> _EXERCISE INSTRUCTIONS_
Quote the whole listing verbatim.

>> start THE DATA

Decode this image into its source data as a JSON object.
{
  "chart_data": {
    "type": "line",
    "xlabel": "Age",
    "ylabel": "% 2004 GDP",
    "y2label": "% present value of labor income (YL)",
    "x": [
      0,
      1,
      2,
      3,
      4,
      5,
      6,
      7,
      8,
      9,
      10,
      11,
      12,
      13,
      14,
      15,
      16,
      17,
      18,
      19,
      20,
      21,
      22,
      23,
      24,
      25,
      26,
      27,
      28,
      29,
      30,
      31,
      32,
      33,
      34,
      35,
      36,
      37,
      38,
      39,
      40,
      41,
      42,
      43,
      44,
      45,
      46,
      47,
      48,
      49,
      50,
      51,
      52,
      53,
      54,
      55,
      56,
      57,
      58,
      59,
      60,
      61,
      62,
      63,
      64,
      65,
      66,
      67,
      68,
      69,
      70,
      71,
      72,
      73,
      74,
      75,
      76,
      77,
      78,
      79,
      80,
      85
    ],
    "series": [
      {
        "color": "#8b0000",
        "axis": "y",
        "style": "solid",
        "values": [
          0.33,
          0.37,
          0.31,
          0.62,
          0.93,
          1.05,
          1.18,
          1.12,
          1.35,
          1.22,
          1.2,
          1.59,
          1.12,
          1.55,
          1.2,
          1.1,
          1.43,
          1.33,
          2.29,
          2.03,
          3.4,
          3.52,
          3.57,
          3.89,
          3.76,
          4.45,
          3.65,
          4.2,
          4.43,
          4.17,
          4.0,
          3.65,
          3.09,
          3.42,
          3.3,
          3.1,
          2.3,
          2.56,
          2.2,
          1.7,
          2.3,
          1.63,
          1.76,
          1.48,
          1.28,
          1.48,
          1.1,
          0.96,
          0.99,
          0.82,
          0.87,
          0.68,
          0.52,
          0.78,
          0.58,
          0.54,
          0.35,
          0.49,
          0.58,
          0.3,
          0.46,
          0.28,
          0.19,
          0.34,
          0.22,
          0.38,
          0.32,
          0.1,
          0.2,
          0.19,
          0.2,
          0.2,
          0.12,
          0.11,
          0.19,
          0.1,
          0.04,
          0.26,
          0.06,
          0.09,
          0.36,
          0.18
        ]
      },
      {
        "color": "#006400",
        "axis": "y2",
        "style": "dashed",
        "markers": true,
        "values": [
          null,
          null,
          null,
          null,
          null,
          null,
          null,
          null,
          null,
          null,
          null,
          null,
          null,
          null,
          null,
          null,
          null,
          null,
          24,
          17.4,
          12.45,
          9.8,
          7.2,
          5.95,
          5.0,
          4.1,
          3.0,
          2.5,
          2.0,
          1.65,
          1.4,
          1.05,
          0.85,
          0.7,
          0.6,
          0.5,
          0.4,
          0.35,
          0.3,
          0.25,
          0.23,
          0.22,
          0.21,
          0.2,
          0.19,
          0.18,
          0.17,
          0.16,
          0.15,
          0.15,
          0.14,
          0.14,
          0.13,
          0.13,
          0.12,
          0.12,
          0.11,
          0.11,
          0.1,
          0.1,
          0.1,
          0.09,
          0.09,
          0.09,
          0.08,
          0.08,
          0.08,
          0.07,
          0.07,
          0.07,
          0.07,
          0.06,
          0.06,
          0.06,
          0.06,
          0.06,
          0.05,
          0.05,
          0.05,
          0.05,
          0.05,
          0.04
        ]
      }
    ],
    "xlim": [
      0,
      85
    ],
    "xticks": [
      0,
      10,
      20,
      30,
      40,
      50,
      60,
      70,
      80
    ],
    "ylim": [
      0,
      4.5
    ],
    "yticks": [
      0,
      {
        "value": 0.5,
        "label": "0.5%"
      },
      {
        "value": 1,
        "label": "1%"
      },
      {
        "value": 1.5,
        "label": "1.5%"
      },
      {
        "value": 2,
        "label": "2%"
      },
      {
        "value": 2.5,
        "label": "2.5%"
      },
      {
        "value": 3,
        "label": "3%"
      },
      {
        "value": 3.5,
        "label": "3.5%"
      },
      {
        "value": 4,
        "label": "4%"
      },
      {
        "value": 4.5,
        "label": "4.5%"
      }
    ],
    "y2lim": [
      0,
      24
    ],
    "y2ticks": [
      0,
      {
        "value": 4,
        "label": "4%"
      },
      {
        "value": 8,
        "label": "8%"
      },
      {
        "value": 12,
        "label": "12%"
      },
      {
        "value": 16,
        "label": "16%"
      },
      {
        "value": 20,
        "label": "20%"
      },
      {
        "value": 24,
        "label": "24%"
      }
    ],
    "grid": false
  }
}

>> end THE DATA

> _SOLUTION BELOW_
Decode this image into its source data as a JSON object.
{
  "chart_data": {
    "type": "line",
    "xlabel": "Age",
    "ylabel": "% 2004 GDP",
    "y2label": "% present value of labor income (YL)",
    "x": [
      0,
      1,
      2,
      3,
      4,
      5,
      6,
      7,
      8,
      9,
      10,
      11,
      12,
      13,
      14,
      15,
      16,
      17,
      18,
      19,
      20,
      21,
      22,
      23,
      24,
      25,
      26,
      27,
      28,
      29,
      30,
      31,
      32,
      33,
      34,
      35,
      36,
      37,
      38,
      39,
      40,
      41,
      42,
      43,
      44,
      45,
      46,
      47,
      48,
      49,
      50,
      51,
      52,
      53,
      54,
      55,
      56,
      57,
      58,
      59,
      60,
      61,
      62,
      63,
      64,
      65,
      66,
      67,
      68,
      69,
      70,
      71,
      72,
      73,
      74,
      75,
      76,
      77,
      78,
      79,
      80,
      85
    ],
    "series": [
      {
        "color": "#8b0000",
        "axis": "y",
        "style": "solid",
        "values": [
          0.33,
          0.37,
          0.31,
          0.62,
          0.93,
          1.05,
          1.18,
          1.12,
          1.35,
          1.22,
          1.2,
          1.59,
          1.12,
          1.55,
          1.2,
          1.1,
          1.43,
          1.33,
          2.29,
          2.03,
          3.4,
          3.52,
          3.57,
          3.89,
          3.76,
          4.45,
          3.65,
          4.2,
          4.43,
          4.17,
          4.0,
          3.65,
          3.09,
          3.42,
          3.3,
          3.1,
          2.3,
          2.56,
          2.2,
          1.7,
          2.3,
          1.63,
          1.76,
          1.48,
          1.28,
          1.48,
          1.1,
          0.96,
          0.99,
          0.82,
          0.87,
          0.68,
          0.52,
          0.78,
          0.58,
          0.54,
          0.35,
          0.49,
          0.58,
          0.3,
          0.46,
          0.28,
          0.19,
          0.34,
          0.22,
          0.38,
          0.32,
          0.1,
          0.2,
          0.19,
          0.2,
          0.2,
          0.12,
          0.11,
          0.19,
          0.1,
          0.04,
          0.26,
          0.06,
          0.09,
          0.36,
          0.18
        ]
      },
      {
        "color": "#006400",
        "axis": "y2",
        "style": "dashed",
        "markers": true,
        "values": [
          null,
          null,
          null,
          null,
          null,
          null,
          null,
          null,
          null,
          null,
          null,
          null,
          null,
          null,
          null,
          null,
          null,
          null,
          24,
          17.4,
          12.45,
          9.8,
          7.2,
          5.95,
          5.0,
          4.1,
          3.0,
          2.5,
          2.0,
          1.65,
          1.4,
          1.05,
          0.85,
          0.7,
          0.6,
          0.5,
          0.4,
          0.35,
          0.3,
          0.25,
          0.23,
          0.22,
          0.21,
          0.2,
          0.19,
          0.18,
          0.17,
          0.16,
          0.15,
          0.15,
          0.14,
          0.14,
          0.13,
          0.13,
          0.12,
          0.12,
          0.11,
          0.11,
          0.1,
          0.1,
          0.1,
          0.09,
          0.09,
          0.09,
          0.08,
          0.08,
          0.08,
          0.07,
          0.07,
          0.07,
          0.07,
          0.06,
          0.06,
          0.06,
          0.06,
          0.06,
          0.05,
          0.05,
          0.05,
          0.05,
          0.05,
          0.04
        ]
      }
    ],
    "xlim": [
      0,
      85
    ],
    "xticks": [
      0,
      10,
      20,
      30,
      40,
      50,
      60,
      70,
      80
    ],
    "ylim": [
      0,
      4.5
    ],
    "yticks": [
      0,
      {
        "value": 0.5,
        "label": "0.5%"
      },
      {
        "value": 1,
        "label": "1%"
      },
      {
        "value": 1.5,
        "label": "1.5%"
      },
      {
        "value": 2,
        "label": "2%"
      },
      {
        "value": 2.5,
        "label": "2.5%"
      },
      {
        "value": 3,
        "label": "3%"
      },
      {
        "value": 3.5,
        "label": "3.5%"
      },
      {
        "value": 4,
        "label": "4%"
      },
      {
        "value": 4.5,
        "label": "4.5%"
      }
    ],
    "y2lim": [
      0,
      24
    ],
    "y2ticks": [
      0,
      {
        "value": 4,
        "label": "4%"
      },
      {
        "value": 8,
        "label": "8%"
      },
      {
        "value": 12,
        "label": "12%"
      },
      {
        "value": 16,
        "label": "16%"
      },
      {
        "value": 20,
        "label": "20%"
      },
      {
        "value": 24,
        "label": "24%"
      }
    ],
    "grid": false
  }
}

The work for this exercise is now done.